**Do this**
Transcribe each line of the material as it is, and drop any picture.

### Available data ###

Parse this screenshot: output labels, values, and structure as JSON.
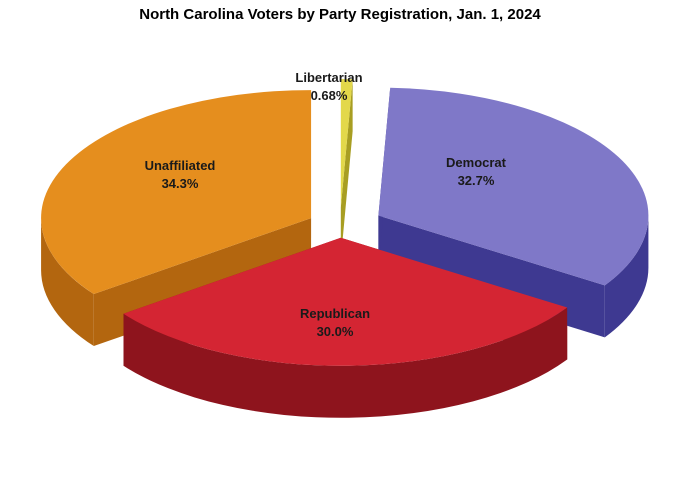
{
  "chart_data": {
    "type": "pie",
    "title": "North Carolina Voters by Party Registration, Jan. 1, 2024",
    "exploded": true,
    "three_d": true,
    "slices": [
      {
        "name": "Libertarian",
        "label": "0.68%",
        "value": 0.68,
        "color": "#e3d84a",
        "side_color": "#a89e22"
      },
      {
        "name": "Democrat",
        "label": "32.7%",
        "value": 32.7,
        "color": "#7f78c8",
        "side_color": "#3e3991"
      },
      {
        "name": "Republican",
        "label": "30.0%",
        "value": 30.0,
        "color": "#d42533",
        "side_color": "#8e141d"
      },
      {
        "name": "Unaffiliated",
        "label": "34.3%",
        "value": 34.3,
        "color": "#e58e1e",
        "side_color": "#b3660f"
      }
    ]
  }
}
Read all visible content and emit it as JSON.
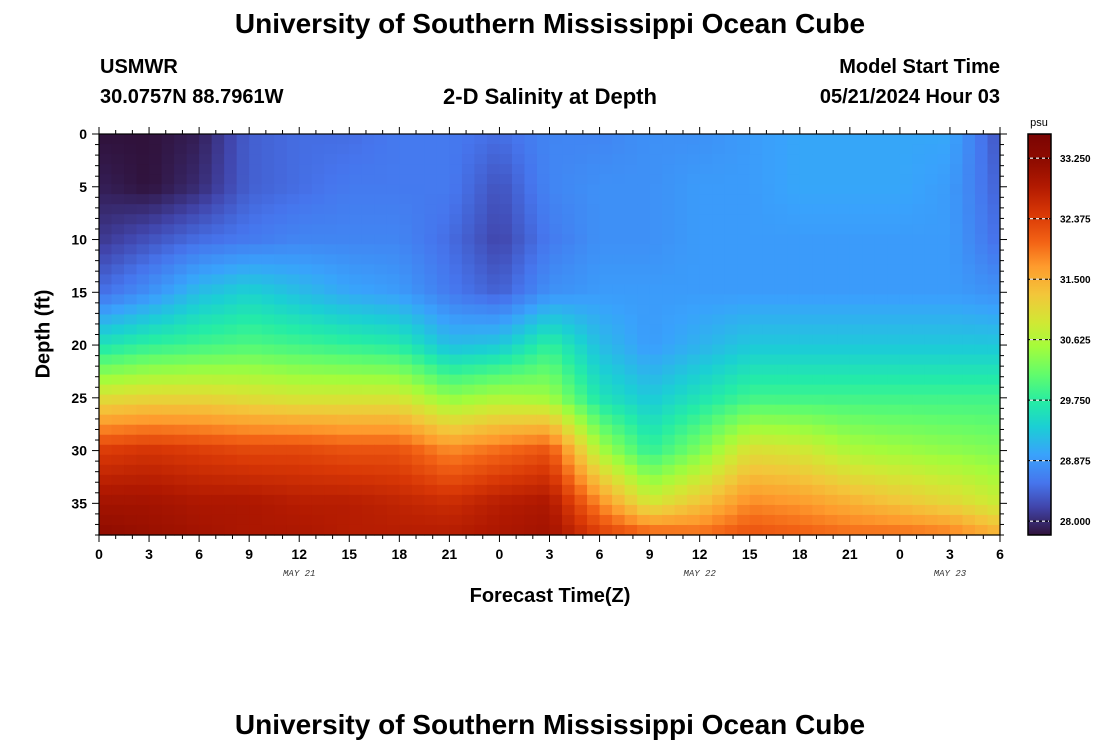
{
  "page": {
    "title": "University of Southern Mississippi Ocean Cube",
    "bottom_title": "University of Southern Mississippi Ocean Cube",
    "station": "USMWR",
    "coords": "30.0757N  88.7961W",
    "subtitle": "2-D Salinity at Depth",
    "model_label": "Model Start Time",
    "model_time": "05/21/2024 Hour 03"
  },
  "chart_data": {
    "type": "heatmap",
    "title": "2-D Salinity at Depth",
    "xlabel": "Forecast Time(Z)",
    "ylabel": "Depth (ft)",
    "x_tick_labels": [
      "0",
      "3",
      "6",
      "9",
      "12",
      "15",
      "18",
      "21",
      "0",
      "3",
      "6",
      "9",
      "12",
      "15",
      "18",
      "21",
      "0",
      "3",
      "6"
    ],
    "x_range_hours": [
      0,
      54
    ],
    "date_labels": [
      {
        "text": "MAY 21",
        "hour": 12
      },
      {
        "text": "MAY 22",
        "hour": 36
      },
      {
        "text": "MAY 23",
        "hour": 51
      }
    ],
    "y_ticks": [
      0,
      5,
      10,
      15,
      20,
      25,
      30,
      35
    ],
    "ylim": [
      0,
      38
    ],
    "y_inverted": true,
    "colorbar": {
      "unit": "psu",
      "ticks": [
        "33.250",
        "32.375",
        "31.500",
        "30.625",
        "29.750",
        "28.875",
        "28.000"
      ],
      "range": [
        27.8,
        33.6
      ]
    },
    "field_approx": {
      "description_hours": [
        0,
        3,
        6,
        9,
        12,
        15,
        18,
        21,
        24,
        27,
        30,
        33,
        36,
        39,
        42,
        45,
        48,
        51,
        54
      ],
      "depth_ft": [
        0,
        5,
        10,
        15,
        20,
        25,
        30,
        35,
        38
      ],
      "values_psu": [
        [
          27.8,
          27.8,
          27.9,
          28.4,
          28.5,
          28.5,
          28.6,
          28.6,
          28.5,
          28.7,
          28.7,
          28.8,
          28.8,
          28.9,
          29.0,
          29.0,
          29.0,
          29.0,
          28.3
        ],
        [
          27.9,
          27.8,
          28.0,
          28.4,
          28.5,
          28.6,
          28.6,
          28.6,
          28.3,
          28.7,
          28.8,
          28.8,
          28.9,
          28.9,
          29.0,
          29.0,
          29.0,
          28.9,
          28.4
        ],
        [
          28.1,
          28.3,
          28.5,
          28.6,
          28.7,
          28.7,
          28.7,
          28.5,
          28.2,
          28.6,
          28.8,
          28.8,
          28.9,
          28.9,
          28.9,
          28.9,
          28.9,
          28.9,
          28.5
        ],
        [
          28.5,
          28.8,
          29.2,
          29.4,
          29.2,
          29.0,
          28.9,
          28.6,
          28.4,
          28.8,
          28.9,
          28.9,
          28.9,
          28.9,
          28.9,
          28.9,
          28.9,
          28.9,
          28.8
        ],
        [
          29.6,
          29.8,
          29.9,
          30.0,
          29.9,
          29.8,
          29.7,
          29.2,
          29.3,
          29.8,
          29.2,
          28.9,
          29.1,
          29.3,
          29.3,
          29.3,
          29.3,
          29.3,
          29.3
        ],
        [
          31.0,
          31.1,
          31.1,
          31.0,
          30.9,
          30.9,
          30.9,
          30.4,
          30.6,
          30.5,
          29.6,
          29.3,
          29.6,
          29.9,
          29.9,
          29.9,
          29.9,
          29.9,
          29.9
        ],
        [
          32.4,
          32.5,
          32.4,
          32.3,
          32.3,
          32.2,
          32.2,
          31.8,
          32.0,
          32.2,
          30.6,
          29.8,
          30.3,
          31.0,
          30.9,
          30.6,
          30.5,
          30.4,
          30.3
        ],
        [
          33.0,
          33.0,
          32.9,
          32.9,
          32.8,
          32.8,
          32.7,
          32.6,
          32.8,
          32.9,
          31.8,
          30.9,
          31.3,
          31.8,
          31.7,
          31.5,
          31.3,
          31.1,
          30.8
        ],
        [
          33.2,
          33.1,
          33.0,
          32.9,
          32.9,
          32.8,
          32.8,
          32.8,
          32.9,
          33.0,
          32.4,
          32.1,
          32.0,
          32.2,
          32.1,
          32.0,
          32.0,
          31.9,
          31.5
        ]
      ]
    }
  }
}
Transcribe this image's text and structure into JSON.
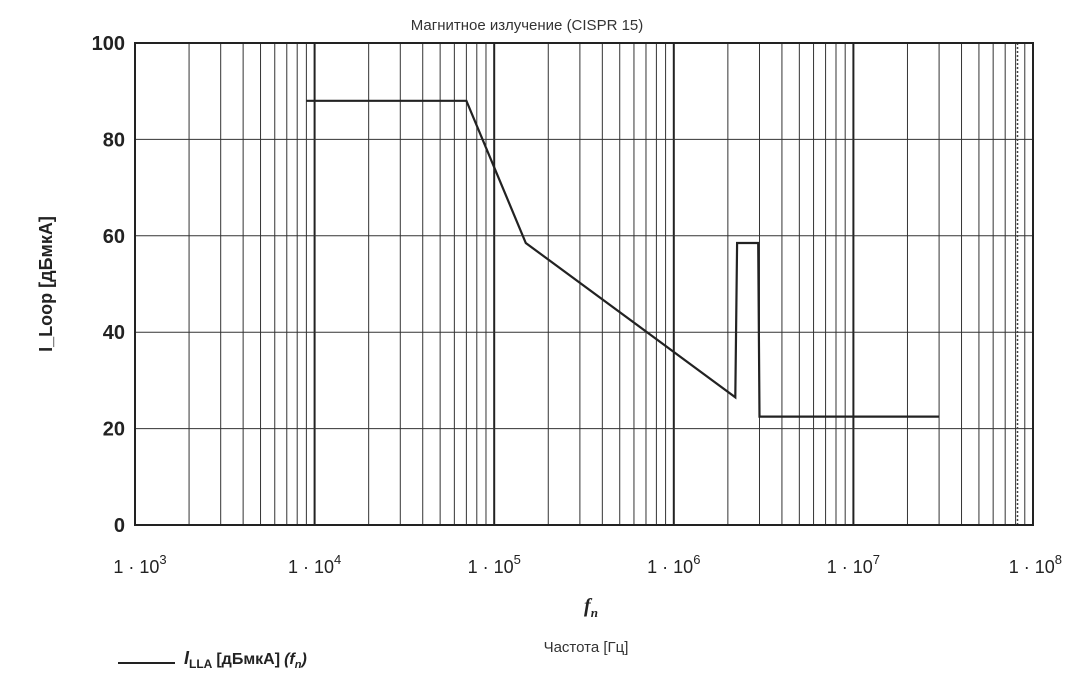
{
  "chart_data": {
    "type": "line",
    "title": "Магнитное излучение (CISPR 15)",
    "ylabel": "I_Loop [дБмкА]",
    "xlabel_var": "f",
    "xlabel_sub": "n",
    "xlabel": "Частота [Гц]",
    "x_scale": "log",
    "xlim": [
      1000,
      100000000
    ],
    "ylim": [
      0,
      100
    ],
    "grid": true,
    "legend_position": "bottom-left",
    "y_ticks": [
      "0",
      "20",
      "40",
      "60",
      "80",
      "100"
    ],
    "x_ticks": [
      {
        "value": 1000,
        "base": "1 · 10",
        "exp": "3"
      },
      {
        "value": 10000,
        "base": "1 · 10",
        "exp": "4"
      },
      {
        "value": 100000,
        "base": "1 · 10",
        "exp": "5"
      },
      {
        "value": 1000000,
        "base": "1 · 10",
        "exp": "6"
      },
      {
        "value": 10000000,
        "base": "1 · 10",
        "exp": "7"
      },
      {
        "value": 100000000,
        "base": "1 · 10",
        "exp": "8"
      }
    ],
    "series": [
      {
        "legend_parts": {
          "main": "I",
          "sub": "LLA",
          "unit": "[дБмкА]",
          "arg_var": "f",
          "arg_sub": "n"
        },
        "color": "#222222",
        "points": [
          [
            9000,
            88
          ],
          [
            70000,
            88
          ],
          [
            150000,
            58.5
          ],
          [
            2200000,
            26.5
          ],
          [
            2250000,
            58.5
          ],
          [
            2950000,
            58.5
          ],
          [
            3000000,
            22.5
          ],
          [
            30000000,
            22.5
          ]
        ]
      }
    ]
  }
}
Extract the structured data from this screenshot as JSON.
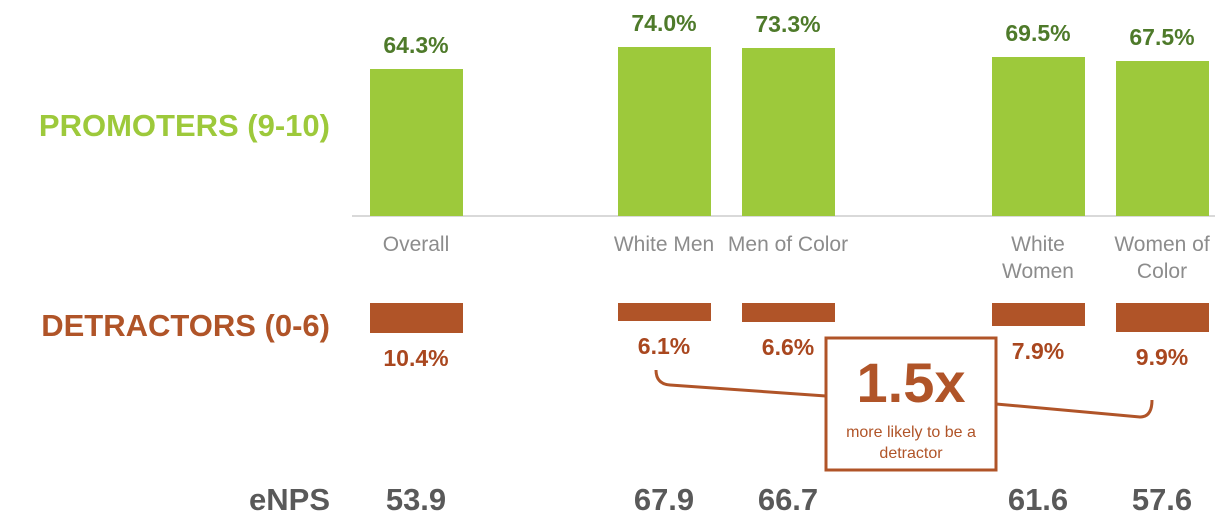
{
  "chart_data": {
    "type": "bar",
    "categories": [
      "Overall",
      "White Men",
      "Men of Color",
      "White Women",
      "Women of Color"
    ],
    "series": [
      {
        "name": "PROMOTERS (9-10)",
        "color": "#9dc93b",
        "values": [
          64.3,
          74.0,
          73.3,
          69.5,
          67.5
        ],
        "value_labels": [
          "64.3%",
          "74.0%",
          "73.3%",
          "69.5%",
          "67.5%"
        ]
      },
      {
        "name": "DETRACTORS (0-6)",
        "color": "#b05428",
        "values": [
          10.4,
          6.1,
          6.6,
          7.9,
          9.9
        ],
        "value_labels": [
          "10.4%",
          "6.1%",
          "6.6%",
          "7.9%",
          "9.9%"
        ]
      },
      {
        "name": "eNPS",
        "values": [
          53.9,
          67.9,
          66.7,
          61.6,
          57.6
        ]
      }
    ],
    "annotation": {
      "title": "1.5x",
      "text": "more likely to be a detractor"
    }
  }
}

###

**Reply to the exercise**
Parse this screenshot: output labels, values, and structure as JSON.
{
  "chart_data": {
    "type": "pie",
    "title": "North Carolina Voters by Party Registration, Jan. 1, 2024",
    "exploded": true,
    "three_d": true,
    "slices": [
      {
        "name": "Libertarian",
        "label": "0.68%",
        "value": 0.68,
        "color": "#e3d84a",
        "side_color": "#a89e22"
      },
      {
        "name": "Democrat",
        "label": "32.7%",
        "value": 32.7,
        "color": "#7f78c8",
        "side_color": "#3e3991"
      },
      {
        "name": "Republican",
        "label": "30.0%",
        "value": 30.0,
        "color": "#d42533",
        "side_color": "#8e141d"
      },
      {
        "name": "Unaffiliated",
        "label": "34.3%",
        "value": 34.3,
        "color": "#e58e1e",
        "side_color": "#b3660f"
      }
    ]
  }
}
Read all visible content and emit it as JSON.
{
  "page": {
    "title": "University of Southern Mississippi Ocean Cube",
    "bottom_title": "University of Southern Mississippi Ocean Cube",
    "station": "USMWR",
    "coords": "30.0757N  88.7961W",
    "subtitle": "2-D Salinity at Depth",
    "model_label": "Model Start Time",
    "model_time": "05/21/2024 Hour 03"
  },
  "chart_data": {
    "type": "heatmap",
    "title": "2-D Salinity at Depth",
    "xlabel": "Forecast Time(Z)",
    "ylabel": "Depth (ft)",
    "x_tick_labels": [
      "0",
      "3",
      "6",
      "9",
      "12",
      "15",
      "18",
      "21",
      "0",
      "3",
      "6",
      "9",
      "12",
      "15",
      "18",
      "21",
      "0",
      "3",
      "6"
    ],
    "x_range_hours": [
      0,
      54
    ],
    "date_labels": [
      {
        "text": "MAY 21",
        "hour": 12
      },
      {
        "text": "MAY 22",
        "hour": 36
      },
      {
        "text": "MAY 23",
        "hour": 51
      }
    ],
    "y_ticks": [
      0,
      5,
      10,
      15,
      20,
      25,
      30,
      35
    ],
    "ylim": [
      0,
      38
    ],
    "y_inverted": true,
    "colorbar": {
      "unit": "psu",
      "ticks": [
        "33.250",
        "32.375",
        "31.500",
        "30.625",
        "29.750",
        "28.875",
        "28.000"
      ],
      "range": [
        27.8,
        33.6
      ]
    },
    "field_approx": {
      "description_hours": [
        0,
        3,
        6,
        9,
        12,
        15,
        18,
        21,
        24,
        27,
        30,
        33,
        36,
        39,
        42,
        45,
        48,
        51,
        54
      ],
      "depth_ft": [
        0,
        5,
        10,
        15,
        20,
        25,
        30,
        35,
        38
      ],
      "values_psu": [
        [
          27.8,
          27.8,
          27.9,
          28.4,
          28.5,
          28.5,
          28.6,
          28.6,
          28.5,
          28.7,
          28.7,
          28.8,
          28.8,
          28.9,
          29.0,
          29.0,
          29.0,
          29.0,
          28.3
        ],
        [
          27.9,
          27.8,
          28.0,
          28.4,
          28.5,
          28.6,
          28.6,
          28.6,
          28.3,
          28.7,
          28.8,
          28.8,
          28.9,
          28.9,
          29.0,
          29.0,
          29.0,
          28.9,
          28.4
        ],
        [
          28.1,
          28.3,
          28.5,
          28.6,
          28.7,
          28.7,
          28.7,
          28.5,
          28.2,
          28.6,
          28.8,
          28.8,
          28.9,
          28.9,
          28.9,
          28.9,
          28.9,
          28.9,
          28.5
        ],
        [
          28.5,
          28.8,
          29.2,
          29.4,
          29.2,
          29.0,
          28.9,
          28.6,
          28.4,
          28.8,
          28.9,
          28.9,
          28.9,
          28.9,
          28.9,
          28.9,
          28.9,
          28.9,
          28.8
        ],
        [
          29.6,
          29.8,
          29.9,
          30.0,
          29.9,
          29.8,
          29.7,
          29.2,
          29.3,
          29.8,
          29.2,
          28.9,
          29.1,
          29.3,
          29.3,
          29.3,
          29.3,
          29.3,
          29.3
        ],
        [
          31.0,
          31.1,
          31.1,
          31.0,
          30.9,
          30.9,
          30.9,
          30.4,
          30.6,
          30.5,
          29.6,
          29.3,
          29.6,
          29.9,
          29.9,
          29.9,
          29.9,
          29.9,
          29.9
        ],
        [
          32.4,
          32.5,
          32.4,
          32.3,
          32.3,
          32.2,
          32.2,
          31.8,
          32.0,
          32.2,
          30.6,
          29.8,
          30.3,
          31.0,
          30.9,
          30.6,
          30.5,
          30.4,
          30.3
        ],
        [
          33.0,
          33.0,
          32.9,
          32.9,
          32.8,
          32.8,
          32.7,
          32.6,
          32.8,
          32.9,
          31.8,
          30.9,
          31.3,
          31.8,
          31.7,
          31.5,
          31.3,
          31.1,
          30.8
        ],
        [
          33.2,
          33.1,
          33.0,
          32.9,
          32.9,
          32.8,
          32.8,
          32.8,
          32.9,
          33.0,
          32.4,
          32.1,
          32.0,
          32.2,
          32.1,
          32.0,
          32.0,
          31.9,
          31.5
        ]
      ]
    }
  }
}
Transcribe this image's text and structure into JSON.
{
  "chart_data": {
    "type": "line",
    "title": "Магнитное излучение (CISPR 15)",
    "ylabel": "I_Loop [дБмкА]",
    "xlabel_var": "f",
    "xlabel_sub": "n",
    "xlabel": "Частота [Гц]",
    "x_scale": "log",
    "xlim": [
      1000,
      100000000
    ],
    "ylim": [
      0,
      100
    ],
    "grid": true,
    "legend_position": "bottom-left",
    "y_ticks": [
      "0",
      "20",
      "40",
      "60",
      "80",
      "100"
    ],
    "x_ticks": [
      {
        "value": 1000,
        "base": "1 · 10",
        "exp": "3"
      },
      {
        "value": 10000,
        "base": "1 · 10",
        "exp": "4"
      },
      {
        "value": 100000,
        "base": "1 · 10",
        "exp": "5"
      },
      {
        "value": 1000000,
        "base": "1 · 10",
        "exp": "6"
      },
      {
        "value": 10000000,
        "base": "1 · 10",
        "exp": "7"
      },
      {
        "value": 100000000,
        "base": "1 · 10",
        "exp": "8"
      }
    ],
    "series": [
      {
        "legend_parts": {
          "main": "I",
          "sub": "LLA",
          "unit": "[дБмкА]",
          "arg_var": "f",
          "arg_sub": "n"
        },
        "color": "#222222",
        "points": [
          [
            9000,
            88
          ],
          [
            70000,
            88
          ],
          [
            150000,
            58.5
          ],
          [
            2200000,
            26.5
          ],
          [
            2250000,
            58.5
          ],
          [
            2950000,
            58.5
          ],
          [
            3000000,
            22.5
          ],
          [
            30000000,
            22.5
          ]
        ]
      }
    ]
  }
}
Extract the structured data from this screenshot as JSON.
{
  "chart_data": {
    "type": "bar",
    "categories": [
      "Overall",
      "White Men",
      "Men of Color",
      "White Women",
      "Women of Color"
    ],
    "series": [
      {
        "name": "PROMOTERS (9-10)",
        "color": "#9dc93b",
        "values": [
          64.3,
          74.0,
          73.3,
          69.5,
          67.5
        ],
        "value_labels": [
          "64.3%",
          "74.0%",
          "73.3%",
          "69.5%",
          "67.5%"
        ]
      },
      {
        "name": "DETRACTORS (0-6)",
        "color": "#b05428",
        "values": [
          10.4,
          6.1,
          6.6,
          7.9,
          9.9
        ],
        "value_labels": [
          "10.4%",
          "6.1%",
          "6.6%",
          "7.9%",
          "9.9%"
        ]
      },
      {
        "name": "eNPS",
        "values": [
          53.9,
          67.9,
          66.7,
          61.6,
          57.6
        ]
      }
    ],
    "annotation": {
      "title": "1.5x",
      "text": "more likely to be a detractor"
    }
  }
}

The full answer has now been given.